++++ Stored rows ++++
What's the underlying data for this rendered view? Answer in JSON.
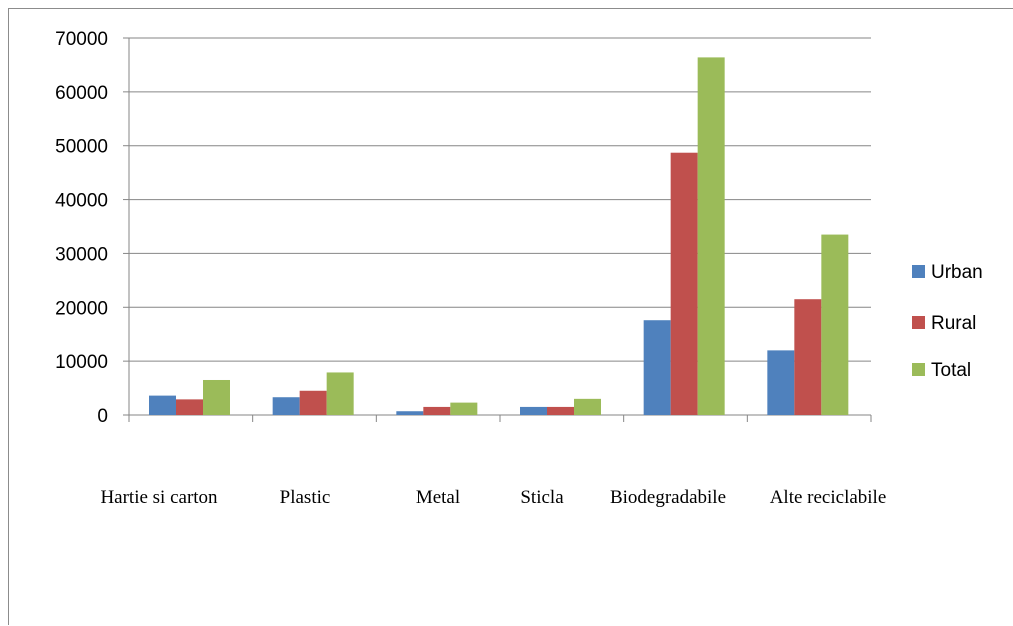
{
  "chart_data": {
    "type": "bar",
    "title": "",
    "xlabel": "",
    "ylabel": "",
    "categories": [
      "Hartie si carton",
      "Plastic",
      "Metal",
      "Sticla",
      "Biodegradabile",
      "Alte reciclabile"
    ],
    "series": [
      {
        "name": "Urban",
        "color": "#4f81bd",
        "values": [
          3600,
          3300,
          700,
          1500,
          17600,
          12000
        ]
      },
      {
        "name": "Rural",
        "color": "#c0504d",
        "values": [
          2900,
          4500,
          1500,
          1500,
          48700,
          21500
        ]
      },
      {
        "name": "Total",
        "color": "#9bbb59",
        "values": [
          6500,
          7900,
          2300,
          3000,
          66400,
          33500
        ]
      }
    ],
    "ylim": [
      0,
      70000
    ],
    "yticks": [
      0,
      10000,
      20000,
      30000,
      40000,
      50000,
      60000,
      70000
    ],
    "grid": true,
    "legend": "right"
  }
}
++++
- _The problem_
Quote each entry above verbatim and drop the pictures.

- _Task answer_
What's the underlying data for this rendered view? Answer in JSON.
{
  "chart_data": {
    "type": "bar",
    "title": "",
    "xlabel": "",
    "ylabel": "",
    "categories": [
      "Hartie si carton",
      "Plastic",
      "Metal",
      "Sticla",
      "Biodegradabile",
      "Alte reciclabile"
    ],
    "series": [
      {
        "name": "Urban",
        "color": "#4f81bd",
        "values": [
          3600,
          3300,
          700,
          1500,
          17600,
          12000
        ]
      },
      {
        "name": "Rural",
        "color": "#c0504d",
        "values": [
          2900,
          4500,
          1500,
          1500,
          48700,
          21500
        ]
      },
      {
        "name": "Total",
        "color": "#9bbb59",
        "values": [
          6500,
          7900,
          2300,
          3000,
          66400,
          33500
        ]
      }
    ],
    "ylim": [
      0,
      70000
    ],
    "yticks": [
      0,
      10000,
      20000,
      30000,
      40000,
      50000,
      60000,
      70000
    ],
    "grid": true,
    "legend": "right"
  }
}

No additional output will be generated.